### Short problem
Set down the data below without change, skipping the pictures it holds.
──────
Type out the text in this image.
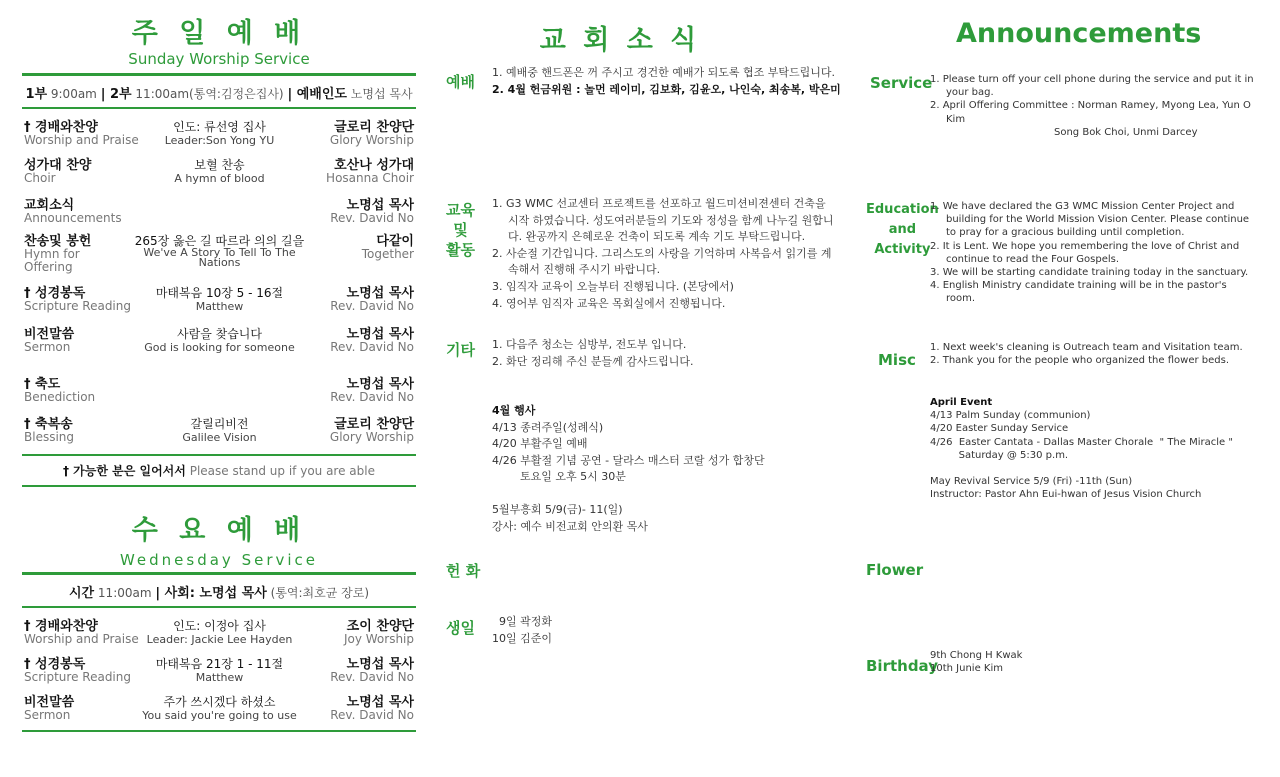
주 일 예 배
Sunday Worship Service
1부 9:00am | 2부 11:00am(통역:김정은집사) | 예배인도 노명섭 목사
† 경배와찬양
Worship and Praise
인도: 류선영 집사
Leader:Son Yong YU
글로리 찬양단
Glory Worship
성가대 찬양
Choir
보혈 찬송
A hymn of blood
호산나 성가대
Hosanna Choir
교회소식
Announcements
노명섭 목사
Rev. David No
찬송및 봉헌
Hymn for
Offering
265장 옳은 길 따르라 의의 길을
We've A Story To Tell To The
Nations
다같이
Together
† 성경봉독
Scripture Reading
마태복음 10장 5 - 16절
Matthew
노명섭 목사
Rev. David No
비전말씀
Sermon
사람을 찾습니다
God is looking for someone
노명섭 목사
Rev. David No
† 축도
Benediction
노명섭 목사
Rev. David No
† 축복송
Blessing
갈릴리비전
Galilee Vision
글로리 찬양단
Glory Worship
† 가능한 분은 일어서서 Please stand up if you are able
수 요 예 배
Wednesday Service
시간 11:00am | 사회: 노명섭 목사 (통역:최호균 장로)
† 경배와찬양
Worship and Praise
인도: 이정아 집사
Leader: Jackie Lee Hayden
조이 찬양단
Joy Worship
† 성경봉독
Scripture Reading
마태복음 21장 1 - 11절
Matthew
노명섭 목사
Rev. David No
비전말씀
Sermon
주가 쓰시겠다 하셨소
You said you're going to use
노명섭 목사
Rev. David No
교 회 소 식
예배
1. 예배중 핸드폰은 꺼 주시고 경건한 예배가 되도록 협조 부탁드립니다.
2. 4월 헌금위원 : 놀먼 레이미, 김보화, 김윤오, 나인숙, 최송복, 박은미
교육
및
활동
1. G3 WMC 선교센터 프로젝트를 선포하고 월드미션비젼센터 건축을 시작 하였습니다. 성도여러분들의 기도와 정성을 함께 나누길 원합니다. 완공까지 은혜로운 건축이 되도록 계속 기도 부탁드립니다.
2. 사순절 기간입니다. 그리스도의 사랑을 기억하며 사복음서 읽기를 계속해서 진행해 주시기 바랍니다.
3. 임직자 교육이 오늘부터 진행됩니다. (본당에서)
4. 영어부 임직자 교육은 목회실에서 진행됩니다.
기타 1. 다음주 청소는 심방부, 전도부 입니다.
2. 화단 정리해 주신 분들께 감사드립니다.
4월 행사
4/13 종려주일(성례식)
4/20 부활주일 예배
4/26 부활절 기념 공연 - 달라스 매스터 코랄 성가 합창단
토요일 오후 5시 30분
5월부흥회 5/9(금)- 11(일)
강사: 예수 비전교회 안의환 목사
헌 화
생일 9일 곽정화
10일 김준이
Announcements
Service
1. Please turn off your cell phone during the service and put it in your bag.
2. April Offering Committee : Norman Ramey, Myong Lea, Yun O Kim
Song Bok Choi, Unmi Darcey
Education
and
Activity
1. We have declared the G3 WMC Mission Center Project and building for the World Mission Vision Center. Please continue to pray for a gracious building until completion.
2. It is Lent. We hope you remembering the love of Christ and continue to read the Four Gospels.
3. We will be starting candidate training today in the sanctuary.
4. English Ministry candidate training will be in the pastor's room.
Misc
1. Next week's cleaning is Outreach team and Visitation team.
2. Thank you for the people who organized the flower beds.
April Event
4/13 Palm Sunday (communion)
4/20 Easter Sunday Service
4/26  Easter Cantata - Dallas Master Chorale  " The Miracle "
Saturday @ 5:30 p.m.
May Revival Service 5/9 (Fri) -11th (Sun)
Instructor: Pastor Ahn Eui-hwan of Jesus Vision Church
Flower
Birthday
9th Chong H Kwak
10th Junie Kim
──────
### Response to the exercise
Type out the text in this image.
주 일 예 배
Sunday Worship Service
1부 9:00am | 2부 11:00am(통역:김정은집사) | 예배인도 노명섭 목사
† 경배와찬양
Worship and Praise
인도: 류선영 집사
Leader:Son Yong YU
글로리 찬양단
Glory Worship
성가대 찬양
Choir
보혈 찬송
A hymn of blood
호산나 성가대
Hosanna Choir
교회소식
Announcements
노명섭 목사
Rev. David No
찬송및 봉헌
Hymn for
Offering
265장 옳은 길 따르라 의의 길을
We've A Story To Tell To The
Nations
다같이
Together
† 성경봉독
Scripture Reading
마태복음 10장 5 - 16절
Matthew
노명섭 목사
Rev. David No
비전말씀
Sermon
사람을 찾습니다
God is looking for someone
노명섭 목사
Rev. David No
† 축도
Benediction
노명섭 목사
Rev. David No
† 축복송
Blessing
갈릴리비전
Galilee Vision
글로리 찬양단
Glory Worship
† 가능한 분은 일어서서 Please stand up if you are able
수 요 예 배
Wednesday Service
시간 11:00am | 사회: 노명섭 목사 (통역:최호균 장로)
† 경배와찬양
Worship and Praise
인도: 이정아 집사
Leader: Jackie Lee Hayden
조이 찬양단
Joy Worship
† 성경봉독
Scripture Reading
마태복음 21장 1 - 11절
Matthew
노명섭 목사
Rev. David No
비전말씀
Sermon
주가 쓰시겠다 하셨소
You said you're going to use
노명섭 목사
Rev. David No
교 회 소 식
예배
1. 예배중 핸드폰은 꺼 주시고 경건한 예배가 되도록 협조 부탁드립니다.
2. 4월 헌금위원 : 놀먼 레이미, 김보화, 김윤오, 나인숙, 최송복, 박은미
교육
및
활동
1. G3 WMC 선교센터 프로젝트를 선포하고 월드미션비젼센터 건축을 시작 하였습니다. 성도여러분들의 기도와 정성을 함께 나누길 원합니다. 완공까지 은혜로운 건축이 되도록 계속 기도 부탁드립니다.
2. 사순절 기간입니다. 그리스도의 사랑을 기억하며 사복음서 읽기를 계속해서 진행해 주시기 바랍니다.
3. 임직자 교육이 오늘부터 진행됩니다. (본당에서)
4. 영어부 임직자 교육은 목회실에서 진행됩니다.
기타 1. 다음주 청소는 심방부, 전도부 입니다.
2. 화단 정리해 주신 분들께 감사드립니다.
4월 행사
4/13 종려주일(성례식)
4/20 부활주일 예배
4/26 부활절 기념 공연 - 달라스 매스터 코랄 성가 합창단
토요일 오후 5시 30분
5월부흥회 5/9(금)- 11(일)
강사: 예수 비전교회 안의환 목사
헌 화
생일 9일 곽정화
10일 김준이
Announcements
Service
1. Please turn off your cell phone during the service and put it in your bag.
2. April Offering Committee : Norman Ramey, Myong Lea, Yun O Kim
Song Bok Choi, Unmi Darcey
Education
and
Activity
1. We have declared the G3 WMC Mission Center Project and building for the World Mission Vision Center. Please continue to pray for a gracious building until completion.
2. It is Lent. We hope you remembering the love of Christ and continue to read the Four Gospels.
3. We will be starting candidate training today in the sanctuary.
4. English Ministry candidate training will be in the pastor's room.
Misc
1. Next week's cleaning is Outreach team and Visitation team.
2. Thank you for the people who organized the flower beds.
April Event
4/13 Palm Sunday (communion)
4/20 Easter Sunday Service
4/26  Easter Cantata - Dallas Master Chorale  " The Miracle "
Saturday @ 5:30 p.m.
May Revival Service 5/9 (Fri) -11th (Sun)
Instructor: Pastor Ahn Eui-hwan of Jesus Vision Church
Flower
Birthday
9th Chong H Kwak
10th Junie Kim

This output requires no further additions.